Stored entries:
[start]
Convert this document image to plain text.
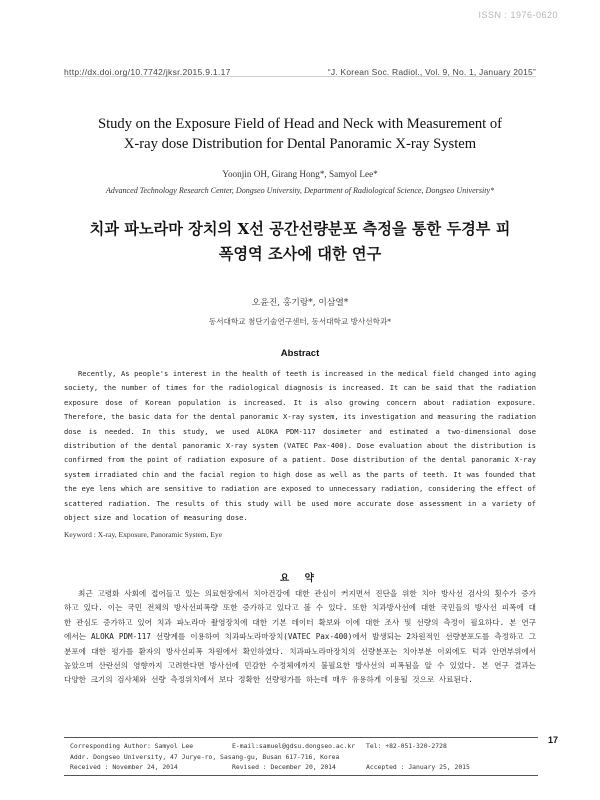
ISSN : 1976-0620
http://dx.doi.org/10.7742/jksr.2015.9.1.17	“J. Korean Soc. Radiol., Vol. 9, No. 1, January 2015”
Study on the Exposure Field of Head and Neck with Measurement of
X-ray dose Distribution for Dental Panoramic X-ray System
Yoonjin OH, Girang Hong*, Samyol Lee*
Advanced Technology Research Center, Dongseo University, Department of Radiological Science, Dongseo University*
치과 파노라마 장치의 X선 공간선량분포 측정을 통한 두경부 피
폭영역 조사에 대한 연구
오윤진, 홍기랑*, 이삼열*
동서대학교 첨단기술연구센터, 동서대학교 방사선학과*
Abstract

Recently, As people's interest in the health of teeth is increased in the medical field changed into aging society, the number of times for the radiological diagnosis is increased. It can be said that the radiation exposure dose of Korean population is increased. It is also growing concern about radiation exposure. Therefore, the basic data for the dental panoramic X-ray system, its investigation and measuring the radiation dose is needed. In this study, we used ALOKA PDM-117 dosimeter and estimated a two-dimensional dose distribution of the dental panoramic X-ray system (VATEC Pax-400). Dose evaluation about the distribution is confirmed from the point of radiation exposure of a patient. Dose distribution of the dental panoramic X-ray system irradiated chin and the facial region to high dose as well as the parts of teeth. It was founded that the eye lens which are sensitive to radiation are exposed to unnecessary radiation, considering the effect of scattered radiation. The results of this study will be used more accurate dose assessment in a variety of object size and location of measuring dose.

Keyword : X-ray, Exposure, Panoramic System, Eye
요 약

최근 고령화 사회에 접어들고 있는 의료현장에서 치아건강에 대한 관심이 커지면서 진단을 위한 치아 방사선 검사의 횟수가 증가하고 있다. 이는 국민 전체의 방사선피폭량 또한 증가하고 있다고 볼 수 있다. 또한 치과방사선에 대한 국민들의 방사선 피폭에 대한 관심도 증가하고 있어 치과 파노라마 촬영장치에 대한 기본 데이터 확보와 이에 대한 조사 및 선량의 측정이 필요하다. 본 연구에서는 ALOKA PDM-117 선량계를 이용하여 치과파노라마장치(VATEC Pax-400)에서 발생되는 2차원적인 선량분포도를 측정하고 그 분포에 대한 평가를 환자의 방사선피폭 차원에서 확인하였다. 치과파노라마장치의 선량분포는 치아부분 이외에도 턱과 안면부위에서 높았으며 산란선의 영향까지 고려한다면 방사선에 민감한 수정체에까지 불필요한 방사선의 피폭됨을 알 수 있었다. 본 연구 결과는 다양한 크기의 검사체와 선량 측정위치에서 보다 정확한 선량평가를 하는데 매우 유용하게 이용될 것으로 사료된다.

Corresponding Author: Samyol Lee	E-mail:samuel@gdsu.dongseo.ac.kr Tel: +82-051-320-2728
Addr. Dongseo University, 47 Jurye-ro, Sasang-gu, Busan 617-716, Korea
Received : November 24, 2014	Revised : December 20, 2014	Accepted : January 25, 2015
17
[end]
__STATED GOAL__: Check each line above for the word "파노라마", and copy the lines where it appears.

__OUTPUT OF THE TASK__:
치과 파노라마 장치의 X선 공간선량분포 측정을 통한 두경부 피
최근 고령화 사회에 접어들고 있는 의료현장에서 치아건강에 대한 관심이 커지면서 진단을 위한 치아 방사선 검사의 횟수가 증가하고 있다. 이는 국민 전체의 방사선피폭량 또한 증가하고 있다고 볼 수 있다. 또한 치과방사선에 대한 국민들의 방사선 피폭에 대한 관심도 증가하고 있어 치과 파노라마 촬영장치에 대한 기본 데이터 확보와 이에 대한 조사 및 선량의 측정이 필요하다. 본 연구에서는 ALOKA PDM-117 선량계를 이용하여 치과파노라마장치(VATEC Pax-400)에서 발생되는 2차원적인 선량분포도를 측정하고 그 분포에 대한 평가를 환자의 방사선피폭 차원에서 확인하였다. 치과파노라마장치의 선량분포는 치아부분 이외에도 턱과 안면부위에서 높았으며 산란선의 영향까지 고려한다면 방사선에 민감한 수정체에까지 불필요한 방사선의 피폭됨을 알 수 있었다. 본 연구 결과는 다양한 크기의 검사체와 선량 측정위치에서 보다 정확한 선량평가를 하는데 매우 유용하게 이용될 것으로 사료된다.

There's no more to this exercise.